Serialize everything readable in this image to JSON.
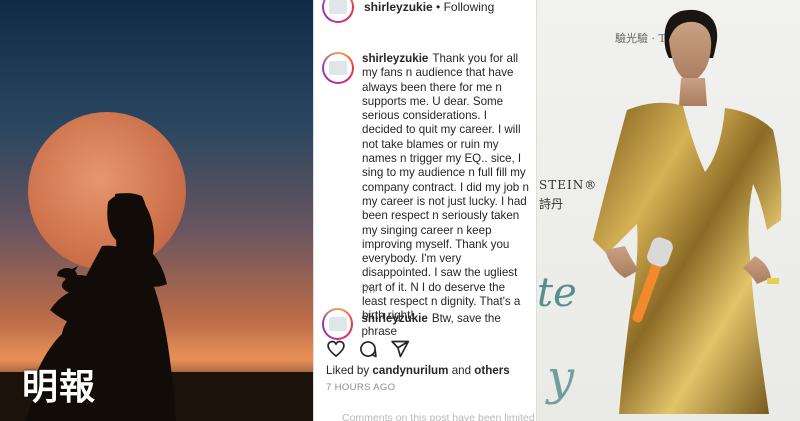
{
  "left_photo": {
    "watermark": "明報"
  },
  "instagram": {
    "header": {
      "username": "shirleyzukie",
      "separator": "•",
      "follow_status": "Following"
    },
    "caption": {
      "username": "shirleyzukie",
      "text": "Thank you for all my fans n audience that have always been there for me n supports me. U dear. Some serious considerations. I decided to quit my career. I will not take blames or ruin my names n trigger my EQ.. sice, I sing to my audience n full fill my company contract. I did my job n my career is not just lucky. I had been respect n seriously taken my singing career n keep improving myself. Thank you everybody. I'm very disappointed. I saw the ugliest part of it. N I do deserve the least respect n dignity. That's a birth right!",
      "time": "7h"
    },
    "comment": {
      "username": "shirleyzukie",
      "text": "Btw, save the phrase"
    },
    "actions": {
      "like_icon": "heart-icon",
      "comment_icon": "comment-icon",
      "share_icon": "share-icon"
    },
    "likes": {
      "prefix": "Liked by",
      "user": "candynurilum",
      "and": "and",
      "others": "others"
    },
    "post_time": "7 HOURS AGO",
    "comments_notice": "Comments on this post have been limited"
  },
  "right_photo": {
    "backdrop_top": "驗光驗 · The",
    "backdrop_brand": "STEIN®",
    "backdrop_chinese": "詩丹",
    "deco_1": "te",
    "deco_2": "y"
  }
}
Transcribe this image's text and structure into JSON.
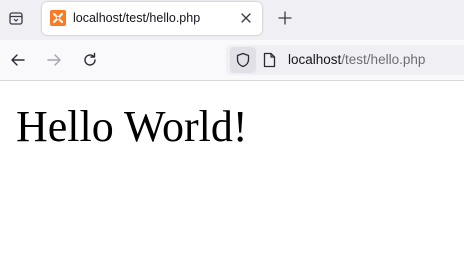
{
  "browser": {
    "tab": {
      "title": "localhost/test/hello.php"
    },
    "address": {
      "host": "localhost",
      "path": "/test/hello.php"
    }
  },
  "page": {
    "heading": "Hello World!"
  },
  "icons": {
    "tab_list": "tab-list-icon",
    "favicon": "xampp-favicon-icon",
    "close": "close-icon",
    "new_tab": "plus-icon",
    "back": "arrow-left-icon",
    "forward": "arrow-right-icon",
    "reload": "reload-icon",
    "shield": "shield-icon",
    "page": "page-icon"
  },
  "colors": {
    "favicon": "#fb7a24",
    "tab_bar": "#f0f0f4",
    "toolbar": "#f9f9fb",
    "text": "#15141a",
    "url_path": "#6d6d74"
  }
}
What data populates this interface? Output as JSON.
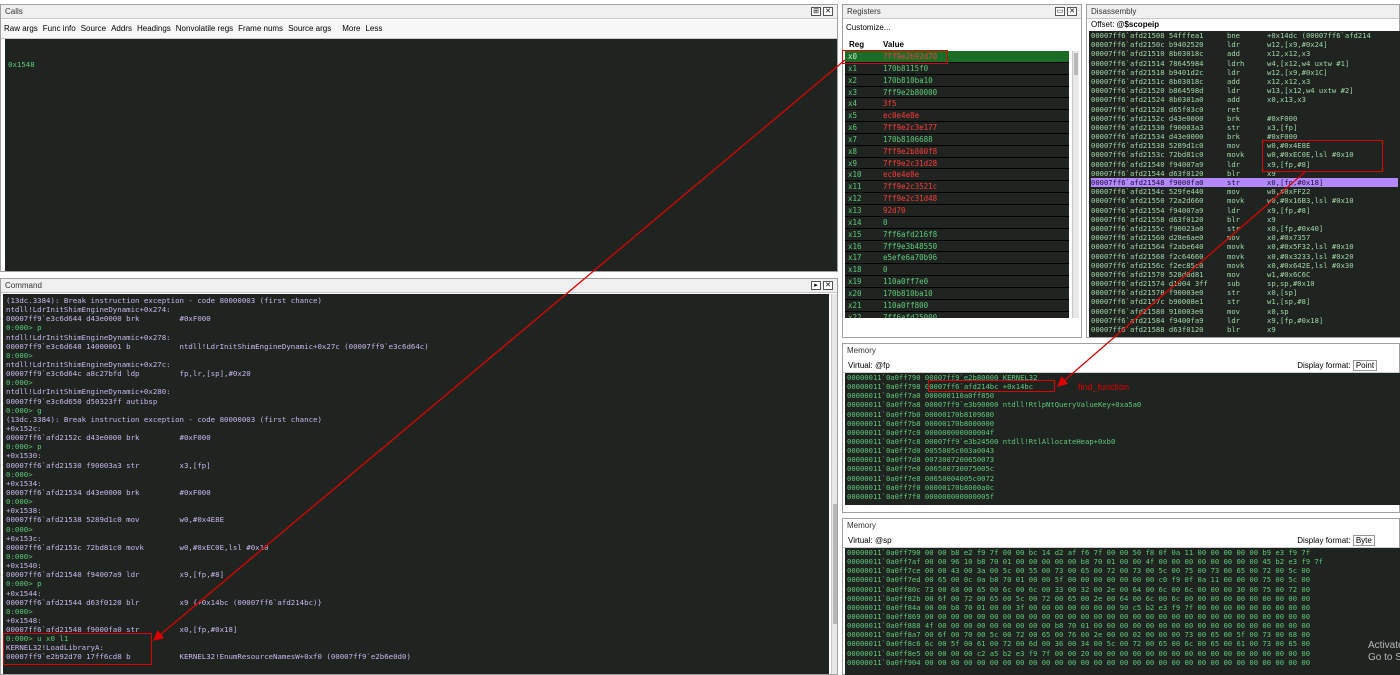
{
  "calls": {
    "title": "Calls",
    "toolbar": [
      "Raw args",
      "Func info",
      "Source",
      "Addrs",
      "Headings",
      "Nonvolatile regs",
      "Frame nums",
      "Source args",
      "More",
      "Less"
    ],
    "content": "0x1548"
  },
  "command": {
    "title": "Command",
    "lines": [
      {
        "t": "(13dc.3384): Break instruction exception - code 80000003 (first chance)",
        "c": "c-lav"
      },
      {
        "t": "ntdll!LdrInitShimEngineDynamic+0x274:",
        "c": "c-lav"
      },
      {
        "t": "00007ff9`e3c6d644 d43e0000 brk         #0xF000",
        "c": "c-lav"
      },
      {
        "t": "0:000> p",
        "c": "c-grn"
      },
      {
        "t": "ntdll!LdrInitShimEngineDynamic+0x278:",
        "c": "c-lav"
      },
      {
        "t": "00007ff9`e3c6d648 14000001 b           ntdll!LdrInitShimEngineDynamic+0x27c (00007ff9`e3c6d64c)",
        "c": "c-lav"
      },
      {
        "t": "0:000>",
        "c": "c-grn"
      },
      {
        "t": "ntdll!LdrInitShimEngineDynamic+0x27c:",
        "c": "c-lav"
      },
      {
        "t": "00007ff9`e3c6d64c a8c27bfd ldp         fp,lr,[sp],#0x20",
        "c": "c-lav"
      },
      {
        "t": "0:000>",
        "c": "c-grn"
      },
      {
        "t": "ntdll!LdrInitShimEngineDynamic+0x280:",
        "c": "c-lav"
      },
      {
        "t": "00007ff9`e3c6d650 d50323ff autibsp",
        "c": "c-lav"
      },
      {
        "t": "0:000> g",
        "c": "c-grn"
      },
      {
        "t": "(13dc.3384): Break instruction exception - code 80000003 (first chance)",
        "c": "c-lav"
      },
      {
        "t": "+0x152c:",
        "c": "c-lav"
      },
      {
        "t": "00007ff6`afd2152c d43e0000 brk         #0xF000",
        "c": "c-lav"
      },
      {
        "t": "0:000> p",
        "c": "c-grn"
      },
      {
        "t": "+0x1530:",
        "c": "c-lav"
      },
      {
        "t": "00007ff6`afd21530 f90003a3 str         x3,[fp]",
        "c": "c-lav"
      },
      {
        "t": "0:000>",
        "c": "c-grn"
      },
      {
        "t": "+0x1534:",
        "c": "c-lav"
      },
      {
        "t": "00007ff6`afd21534 d43e0000 brk         #0xF000",
        "c": "c-lav"
      },
      {
        "t": "0:000>",
        "c": "c-grn"
      },
      {
        "t": "+0x1538:",
        "c": "c-lav"
      },
      {
        "t": "00007ff6`afd21538 5289d1c0 mov         w0,#0x4E8E",
        "c": "c-lav"
      },
      {
        "t": "0:000>",
        "c": "c-grn"
      },
      {
        "t": "+0x153c:",
        "c": "c-lav"
      },
      {
        "t": "00007ff6`afd2153c 72bd81c0 movk        w0,#0xEC0E,lsl #0x10",
        "c": "c-lav"
      },
      {
        "t": "0:000>",
        "c": "c-grn"
      },
      {
        "t": "+0x1540:",
        "c": "c-lav"
      },
      {
        "t": "00007ff6`afd21540 f94007a9 ldr         x9,[fp,#8]",
        "c": "c-lav"
      },
      {
        "t": "0:000> p",
        "c": "c-grn"
      },
      {
        "t": "+0x1544:",
        "c": "c-lav"
      },
      {
        "t": "00007ff6`afd21544 d63f0120 blr         x9 {+0x14bc (00007ff6`afd214bc)}",
        "c": "c-lav"
      },
      {
        "t": "0:000>",
        "c": "c-grn"
      },
      {
        "t": "+0x1548:",
        "c": "c-lav"
      },
      {
        "t": "00007ff6`afd21548 f9000fa0 str         x0,[fp,#0x18]",
        "c": "c-lav"
      },
      {
        "t": "0:000> u x0 l1",
        "c": "c-grn"
      },
      {
        "t": "KERNEL32!LoadLibraryA:",
        "c": "c-lav"
      },
      {
        "t": "00007ff9`e2b92d70 17ff6cd8 b           KERNEL32!EnumResourceNamesW+0xf0 (00007ff9`e2b6e0d0)",
        "c": "c-lav"
      }
    ]
  },
  "registers": {
    "title": "Registers",
    "customize": "Customize...",
    "col_reg": "Reg",
    "col_value": "Value",
    "rows": [
      {
        "r": "x0",
        "v": "7ff9e2b92d70",
        "red": true
      },
      {
        "r": "x1",
        "v": "170b8115f0",
        "red": false
      },
      {
        "r": "x2",
        "v": "170b810ba10",
        "red": false
      },
      {
        "r": "x3",
        "v": "7ff9e2b80000",
        "red": false
      },
      {
        "r": "x4",
        "v": "3f5",
        "red": true
      },
      {
        "r": "x5",
        "v": "ec0e4e8e",
        "red": true
      },
      {
        "r": "x6",
        "v": "7ff9e2c3e177",
        "red": true
      },
      {
        "r": "x7",
        "v": "170b8106688",
        "red": false
      },
      {
        "r": "x8",
        "v": "7ff9e2b800f8",
        "red": true
      },
      {
        "r": "x9",
        "v": "7ff9e2c31d28",
        "red": true
      },
      {
        "r": "x10",
        "v": "ec0e4e8e",
        "red": true
      },
      {
        "r": "x11",
        "v": "7ff9e2c3521c",
        "red": true
      },
      {
        "r": "x12",
        "v": "7ff9e2c31d48",
        "red": true
      },
      {
        "r": "x13",
        "v": "92d70",
        "red": true
      },
      {
        "r": "x14",
        "v": "0",
        "red": false
      },
      {
        "r": "x15",
        "v": "7ff6afd216f8",
        "red": false
      },
      {
        "r": "x16",
        "v": "7ff9e3b48550",
        "red": false
      },
      {
        "r": "x17",
        "v": "e5efe6a70b96",
        "red": false
      },
      {
        "r": "x18",
        "v": "0",
        "red": false
      },
      {
        "r": "x19",
        "v": "110a0ff7e0",
        "red": false
      },
      {
        "r": "x20",
        "v": "170b810ba10",
        "red": false
      },
      {
        "r": "x21",
        "v": "110a0ff800",
        "red": false
      },
      {
        "r": "x22",
        "v": "7ff6afd25000",
        "red": false
      }
    ]
  },
  "disassembly": {
    "title": "Disassembly",
    "offset_label": "Offset:",
    "offset_value": "@$scopeip",
    "lines": [
      {
        "a": "00007ff6`afd21508 54fffea1",
        "m": "bne",
        "o": "+0x14dc (00007ff6`afd214"
      },
      {
        "a": "00007ff6`afd2150c b9402520",
        "m": "ldr",
        "o": "w12,[x9,#0x24]"
      },
      {
        "a": "00007ff6`afd21510 8b03018c",
        "m": "add",
        "o": "x12,x12,x3"
      },
      {
        "a": "00007ff6`afd21514 78645984",
        "m": "ldrh",
        "o": "w4,[x12,w4 uxtw #1]"
      },
      {
        "a": "00007ff6`afd21518 b9401d2c",
        "m": "ldr",
        "o": "w12,[x9,#0x1C]"
      },
      {
        "a": "00007ff6`afd2151c 8b03018c",
        "m": "add",
        "o": "x12,x12,x3"
      },
      {
        "a": "00007ff6`afd21520 b864598d",
        "m": "ldr",
        "o": "w13,[x12,w4 uxtw #2]"
      },
      {
        "a": "00007ff6`afd21524 8b0301a0",
        "m": "add",
        "o": "x0,x13,x3"
      },
      {
        "a": "00007ff6`afd21528 d65f03c0",
        "m": "ret",
        "o": ""
      },
      {
        "a": "00007ff6`afd2152c d43e0000",
        "m": "brk",
        "o": "#0xF000"
      },
      {
        "a": "00007ff6`afd21530 f90003a3",
        "m": "str",
        "o": "x3,[fp]"
      },
      {
        "a": "00007ff6`afd21534 d43e0000",
        "m": "brk",
        "o": "#0xF000"
      },
      {
        "a": "00007ff6`afd21538 5289d1c0",
        "m": "mov",
        "o": "w0,#0x4E8E"
      },
      {
        "a": "00007ff6`afd2153c 72bd81c0",
        "m": "movk",
        "o": "w0,#0xEC0E,lsl #0x10"
      },
      {
        "a": "00007ff6`afd21540 f94007a9",
        "m": "ldr",
        "o": "x9,[fp,#8]"
      },
      {
        "a": "00007ff6`afd21544 d63f0120",
        "m": "blr",
        "o": "x9"
      },
      {
        "a": "00007ff6`afd21548 f9000fa0",
        "m": "str",
        "o": "x0,[fp,#0x18]",
        "hl": true
      },
      {
        "a": "00007ff6`afd2154c 529fe440",
        "m": "mov",
        "o": "w0,#0xFF22"
      },
      {
        "a": "00007ff6`afd21550 72a2d660",
        "m": "movk",
        "o": "w0,#0x16B3,lsl #0x10"
      },
      {
        "a": "00007ff6`afd21554 f94007a9",
        "m": "ldr",
        "o": "x9,[fp,#8]"
      },
      {
        "a": "00007ff6`afd21558 d63f0120",
        "m": "blr",
        "o": "x9"
      },
      {
        "a": "00007ff6`afd2155c f90023a0",
        "m": "str",
        "o": "x0,[fp,#0x40]"
      },
      {
        "a": "00007ff6`afd21560 d28e6ae0",
        "m": "mov",
        "o": "x0,#0x7357"
      },
      {
        "a": "00007ff6`afd21564 f2abe640",
        "m": "movk",
        "o": "x0,#0x5F32,lsl #0x10"
      },
      {
        "a": "00007ff6`afd21568 f2c64660",
        "m": "movk",
        "o": "x0,#0x3233,lsl #0x20"
      },
      {
        "a": "00007ff6`afd2156c f2ec85c0",
        "m": "movk",
        "o": "x0,#0x642E,lsl #0x30"
      },
      {
        "a": "00007ff6`afd21570 528d8d81",
        "m": "mov",
        "o": "w1,#0x6C6C"
      },
      {
        "a": "00007ff6`afd21574 d1004 3ff",
        "m": "sub",
        "o": "sp,sp,#0x10"
      },
      {
        "a": "00007ff6`afd21578 f90003e0",
        "m": "str",
        "o": "x0,[sp]"
      },
      {
        "a": "00007ff6`afd2157c b90008e1",
        "m": "str",
        "o": "w1,[sp,#8]"
      },
      {
        "a": "00007ff6`afd21580 910003e0",
        "m": "mov",
        "o": "x0,sp"
      },
      {
        "a": "00007ff6`afd21584 f9400fa9",
        "m": "ldr",
        "o": "x9,[fp,#0x18]"
      },
      {
        "a": "00007ff6`afd21588 d63f0120",
        "m": "blr",
        "o": "x9"
      }
    ]
  },
  "memory1": {
    "title": "Memory",
    "virtual_label": "Virtual:",
    "virtual_value": "@fp",
    "display_label": "Display format:",
    "display_value": "Point",
    "lines": [
      {
        "a": "00000011`0a0ff790",
        "v": "00007ff9`e2b80000 KERNEL32"
      },
      {
        "a": "00000011`0a0ff798",
        "v": "00007ff6`afd214bc +0x14bc"
      },
      {
        "a": "00000011`0a0ff7a0",
        "v": "000000110a0ff850"
      },
      {
        "a": "00000011`0a0ff7a8",
        "v": "00007ff9`e3b90000 ntdll!RtlpNtQueryValueKey+0xa5a0"
      },
      {
        "a": "00000011`0a0ff7b0",
        "v": "00000170b8109680"
      },
      {
        "a": "00000011`0a0ff7b8",
        "v": "00000170b8000000"
      },
      {
        "a": "00000011`0a0ff7c0",
        "v": "000000000000004f"
      },
      {
        "a": "00000011`0a0ff7c8",
        "v": "00007ff9`e3b24500 ntdll!RtlAllocateHeap+0xb0"
      },
      {
        "a": "00000011`0a0ff7d0",
        "v": "0055005c003a0043"
      },
      {
        "a": "00000011`0a0ff7d8",
        "v": "0073007200650073"
      },
      {
        "a": "00000011`0a0ff7e0",
        "v": "006500730075005c"
      },
      {
        "a": "00000011`0a0ff7e8",
        "v": "00650004005c0072"
      },
      {
        "a": "00000011`0a0ff7f0",
        "v": "00000170b8000a0c"
      },
      {
        "a": "00000011`0a0ff7f8",
        "v": "000000000000005f"
      }
    ]
  },
  "memory2": {
    "title": "Memory",
    "virtual_label": "Virtual:",
    "virtual_value": "@sp",
    "display_label": "Display format:",
    "display_value": "Byte",
    "lines": [
      {
        "a": "00000011`0a0ff790",
        "v": "00 00 b8 e2 f9 7f 00 00 bc 14 d2 af f6 7f 00 00 50 f8 0f 0a 11 00 00 00 00 00 b9 e3 f9 7f"
      },
      {
        "a": "00000011`0a0ff7af",
        "v": "00 00 96 10 b8 70 01 00 00 00 00 00 b8 70 01 00 00 4f 00 00 00 00 00 00 00 00 45 b2 e3 f9 7f"
      },
      {
        "a": "00000011`0a0ff7ce",
        "v": "00 00 43 00 3a 00 5c 00 55 00 73 00 65 00 72 00 73 00 5c 00 75 00 73 00 65 00 72 00 5c 00"
      },
      {
        "a": "00000011`0a0ff7ed",
        "v": "00 65 00 0c 0a b8 70 01 00 00 5f 00 00 00 00 00 00 00 c0 f9 0f 0a 11 00 00 00 75 00 5c 00"
      },
      {
        "a": "00000011`0a0ff80c",
        "v": "73 00 68 00 65 00 6c 00 6c 00 33 00 32 00 2e 00 64 00 6c 00 6c 00 00 00 30 00 75 00 72 00"
      },
      {
        "a": "00000011`0a0ff82b",
        "v": "00 6f 00 72 00 65 00 5c 00 72 00 65 00 2e 00 64 00 6c 00 6c 00 00 00 00 00 00 00 00 00 00"
      },
      {
        "a": "00000011`0a0ff84a",
        "v": "00 00 b8 70 01 00 00 3f 00 00 00 00 00 00 00 90 c5 b2 e3 f9 7f 00 00 00 00 00 00 00 00 00"
      },
      {
        "a": "00000011`0a0ff869",
        "v": "00 00 00 00 00 00 00 00 00 00 00 00 00 00 00 00 00 00 00 00 00 00 00 00 00 00 00 00 00 00"
      },
      {
        "a": "00000011`0a0ff888",
        "v": "4f 00 00 00 00 00 00 00 00 00 b8 70 01 00 00 00 00 00 00 00 00 00 00 00 00 00 00 00 00 00"
      },
      {
        "a": "00000011`0a0ff8a7",
        "v": "00 6f 00 70 00 5c 00 72 00 65 00 76 00 2e 00 00 02 00 00 00 73 00 65 00 5f 00 73 00 68 00"
      },
      {
        "a": "00000011`0a0ff8c6",
        "v": "6c 00 5f 00 61 00 72 00 6d 00 36 00 34 00 5c 00 72 00 65 00 6c 00 65 00 61 00 73 00 65 00"
      },
      {
        "a": "00000011`0a0ff8e5",
        "v": "00 00 00 00 c2 a5 b2 e3 f9 7f 00 00 20 00 00 00 00 00 00 00 00 00 00 00 00 00 00 00 00 00"
      },
      {
        "a": "00000011`0a0ff904",
        "v": "00 00 00 00 00 00 00 00 00 00 00 00 00 00 00 00 00 00 00 00 00 00 00 00 00 00 00 00 00 00"
      }
    ]
  },
  "annotation": "find_function",
  "watermark": "Activate\nGo to Setti"
}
• • • •
Work out the number of lines in this listing that include the word "JSON". Reply with that number only.

3